*What you are asked to do*: Reproduce every line of the material below word for word, with nothing added, left out, or changed.

*Stored rows*:
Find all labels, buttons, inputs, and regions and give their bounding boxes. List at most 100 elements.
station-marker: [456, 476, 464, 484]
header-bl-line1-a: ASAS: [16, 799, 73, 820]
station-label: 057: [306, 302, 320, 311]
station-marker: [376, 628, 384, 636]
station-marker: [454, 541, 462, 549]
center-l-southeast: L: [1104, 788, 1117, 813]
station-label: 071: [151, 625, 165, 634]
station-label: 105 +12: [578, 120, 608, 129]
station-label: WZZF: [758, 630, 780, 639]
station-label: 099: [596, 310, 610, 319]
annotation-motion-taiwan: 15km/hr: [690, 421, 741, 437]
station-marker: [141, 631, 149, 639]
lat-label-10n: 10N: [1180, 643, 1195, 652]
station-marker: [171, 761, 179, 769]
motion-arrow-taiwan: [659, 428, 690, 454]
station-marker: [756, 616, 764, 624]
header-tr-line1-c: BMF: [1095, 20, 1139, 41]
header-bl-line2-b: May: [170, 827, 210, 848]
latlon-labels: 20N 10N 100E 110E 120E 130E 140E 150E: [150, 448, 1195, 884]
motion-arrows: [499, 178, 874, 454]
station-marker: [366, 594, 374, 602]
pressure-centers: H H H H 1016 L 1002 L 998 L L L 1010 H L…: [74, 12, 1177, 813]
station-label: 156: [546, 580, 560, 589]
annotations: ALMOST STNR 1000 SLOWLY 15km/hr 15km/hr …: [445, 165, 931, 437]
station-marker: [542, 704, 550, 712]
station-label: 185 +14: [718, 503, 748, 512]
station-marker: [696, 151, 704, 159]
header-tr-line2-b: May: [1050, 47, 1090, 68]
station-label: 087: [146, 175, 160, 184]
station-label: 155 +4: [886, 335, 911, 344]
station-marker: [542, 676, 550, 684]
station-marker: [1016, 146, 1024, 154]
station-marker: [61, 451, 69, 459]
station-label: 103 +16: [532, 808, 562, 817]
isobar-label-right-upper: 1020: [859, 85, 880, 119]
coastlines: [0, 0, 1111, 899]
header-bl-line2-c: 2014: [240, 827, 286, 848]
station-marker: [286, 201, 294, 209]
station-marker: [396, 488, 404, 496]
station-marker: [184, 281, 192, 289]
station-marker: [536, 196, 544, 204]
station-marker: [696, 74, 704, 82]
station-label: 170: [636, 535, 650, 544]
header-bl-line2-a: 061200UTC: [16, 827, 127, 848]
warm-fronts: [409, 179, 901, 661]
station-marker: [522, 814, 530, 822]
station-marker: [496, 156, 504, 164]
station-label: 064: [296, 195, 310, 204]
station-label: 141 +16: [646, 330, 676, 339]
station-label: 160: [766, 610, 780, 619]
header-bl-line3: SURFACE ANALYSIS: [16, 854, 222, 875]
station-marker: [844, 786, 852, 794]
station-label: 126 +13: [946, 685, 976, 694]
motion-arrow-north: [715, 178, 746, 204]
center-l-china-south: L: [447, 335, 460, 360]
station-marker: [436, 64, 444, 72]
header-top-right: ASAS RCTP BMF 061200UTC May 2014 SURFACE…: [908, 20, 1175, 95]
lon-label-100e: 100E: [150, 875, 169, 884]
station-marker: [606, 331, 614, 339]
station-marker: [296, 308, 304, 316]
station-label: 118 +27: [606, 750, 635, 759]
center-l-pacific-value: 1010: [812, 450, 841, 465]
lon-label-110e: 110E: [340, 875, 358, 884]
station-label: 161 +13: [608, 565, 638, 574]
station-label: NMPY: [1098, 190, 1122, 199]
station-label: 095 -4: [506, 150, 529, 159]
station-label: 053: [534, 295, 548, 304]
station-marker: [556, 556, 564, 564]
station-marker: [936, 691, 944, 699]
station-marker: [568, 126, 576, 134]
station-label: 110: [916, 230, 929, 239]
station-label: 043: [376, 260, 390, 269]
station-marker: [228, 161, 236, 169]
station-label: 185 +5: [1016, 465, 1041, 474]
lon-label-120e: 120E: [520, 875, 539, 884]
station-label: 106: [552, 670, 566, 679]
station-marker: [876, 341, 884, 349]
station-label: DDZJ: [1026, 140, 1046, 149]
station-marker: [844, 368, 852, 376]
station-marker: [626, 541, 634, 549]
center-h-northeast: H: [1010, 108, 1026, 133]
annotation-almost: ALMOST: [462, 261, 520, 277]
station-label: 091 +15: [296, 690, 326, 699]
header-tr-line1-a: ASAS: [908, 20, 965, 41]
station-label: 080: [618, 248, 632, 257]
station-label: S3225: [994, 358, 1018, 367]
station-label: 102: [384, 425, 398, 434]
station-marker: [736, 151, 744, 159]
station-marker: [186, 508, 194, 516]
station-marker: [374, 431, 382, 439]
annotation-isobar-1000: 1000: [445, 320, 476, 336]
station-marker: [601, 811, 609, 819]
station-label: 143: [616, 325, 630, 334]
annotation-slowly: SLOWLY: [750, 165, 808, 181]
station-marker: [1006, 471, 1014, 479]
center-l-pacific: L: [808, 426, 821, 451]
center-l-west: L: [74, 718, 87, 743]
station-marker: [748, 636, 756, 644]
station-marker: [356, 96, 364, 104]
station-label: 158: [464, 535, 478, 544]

*Complete answer*:
Find all labels, buttons, inputs, and regions and give their bounding boxes. List at most 100 elements.
station-marker: [456, 476, 464, 484]
header-bl-line1-a: ASAS: [16, 799, 73, 820]
station-label: 057: [306, 302, 320, 311]
station-marker: [376, 628, 384, 636]
station-marker: [454, 541, 462, 549]
center-l-southeast: L: [1104, 788, 1117, 813]
station-label: 071: [151, 625, 165, 634]
station-label: 105 +12: [578, 120, 608, 129]
station-label: WZZF: [758, 630, 780, 639]
station-label: 099: [596, 310, 610, 319]
annotation-motion-taiwan: 15km/hr: [690, 421, 741, 437]
station-marker: [141, 631, 149, 639]
lat-label-10n: 10N: [1180, 643, 1195, 652]
station-marker: [171, 761, 179, 769]
motion-arrow-taiwan: [659, 428, 690, 454]
station-marker: [756, 616, 764, 624]
header-tr-line1-c: BMF: [1095, 20, 1139, 41]
header-bl-line2-b: May: [170, 827, 210, 848]
latlon-labels: 20N 10N 100E 110E 120E 130E 140E 150E: [150, 448, 1195, 884]
motion-arrows: [499, 178, 874, 454]
station-marker: [366, 594, 374, 602]
pressure-centers: H H H H 1016 L 1002 L 998 L L L 1010 H L…: [74, 12, 1177, 813]
station-label: 156: [546, 580, 560, 589]
annotations: ALMOST STNR 1000 SLOWLY 15km/hr 15km/hr …: [445, 165, 931, 437]
station-marker: [542, 704, 550, 712]
station-label: 185 +14: [718, 503, 748, 512]
station-marker: [696, 151, 704, 159]
header-tr-line2-b: May: [1050, 47, 1090, 68]
station-label: 087: [146, 175, 160, 184]
station-label: 155 +4: [886, 335, 911, 344]
station-marker: [542, 676, 550, 684]
station-marker: [1016, 146, 1024, 154]
station-marker: [61, 451, 69, 459]
station-label: 103 +16: [532, 808, 562, 817]
isobar-label-right-upper: 1020: [859, 85, 880, 119]
coastlines: [0, 0, 1111, 899]
header-bl-line2-c: 2014: [240, 827, 286, 848]
station-marker: [286, 201, 294, 209]
station-marker: [396, 488, 404, 496]
station-marker: [184, 281, 192, 289]
station-marker: [536, 196, 544, 204]
station-marker: [696, 74, 704, 82]
station-label: 170: [636, 535, 650, 544]
header-bl-line2-a: 061200UTC: [16, 827, 127, 848]
warm-fronts: [409, 179, 901, 661]
station-marker: [522, 814, 530, 822]
station-marker: [496, 156, 504, 164]
station-label: 064: [296, 195, 310, 204]
station-label: 141 +16: [646, 330, 676, 339]
station-label: 160: [766, 610, 780, 619]
header-bl-line3: SURFACE ANALYSIS: [16, 854, 222, 875]
station-marker: [844, 786, 852, 794]
station-label: 126 +13: [946, 685, 976, 694]
motion-arrow-north: [715, 178, 746, 204]
center-l-china-south: L: [447, 335, 460, 360]
station-marker: [436, 64, 444, 72]
header-top-right: ASAS RCTP BMF 061200UTC May 2014 SURFACE…: [908, 20, 1175, 95]
lon-label-100e: 100E: [150, 875, 169, 884]
station-marker: [606, 331, 614, 339]
station-marker: [296, 308, 304, 316]
station-label: 118 +27: [606, 750, 635, 759]
center-l-pacific-value: 1010: [812, 450, 841, 465]
lon-label-110e: 110E: [340, 875, 358, 884]
station-label: 161 +13: [608, 565, 638, 574]
station-label: NMPY: [1098, 190, 1122, 199]
station-label: 095 -4: [506, 150, 529, 159]
station-label: 053: [534, 295, 548, 304]
station-marker: [556, 556, 564, 564]
station-marker: [936, 691, 944, 699]
station-marker: [568, 126, 576, 134]
station-label: 110: [916, 230, 929, 239]
station-label: 043: [376, 260, 390, 269]
station-marker: [228, 161, 236, 169]
station-label: 185 +5: [1016, 465, 1041, 474]
lon-label-120e: 120E: [520, 875, 539, 884]
station-label: 106: [552, 670, 566, 679]
station-marker: [876, 341, 884, 349]
station-label: DDZJ: [1026, 140, 1046, 149]
station-marker: [844, 368, 852, 376]
station-marker: [626, 541, 634, 549]
center-h-northeast: H: [1010, 108, 1026, 133]
annotation-almost: ALMOST: [462, 261, 520, 277]
station-label: 091 +15: [296, 690, 326, 699]
header-tr-line1-a: ASAS: [908, 20, 965, 41]
station-label: 080: [618, 248, 632, 257]
station-label: S3225: [994, 358, 1018, 367]
station-label: 102: [384, 425, 398, 434]
station-marker: [736, 151, 744, 159]
station-marker: [186, 508, 194, 516]
station-marker: [374, 431, 382, 439]
annotation-isobar-1000: 1000: [445, 320, 476, 336]
station-marker: [601, 811, 609, 819]
station-label: 143: [616, 325, 630, 334]
annotation-slowly: SLOWLY: [750, 165, 808, 181]
station-marker: [1006, 471, 1014, 479]
center-l-pacific: L: [808, 426, 821, 451]
center-l-west: L: [74, 718, 87, 743]
station-marker: [748, 636, 756, 644]
station-marker: [356, 96, 364, 104]
station-label: 158: [464, 535, 478, 544]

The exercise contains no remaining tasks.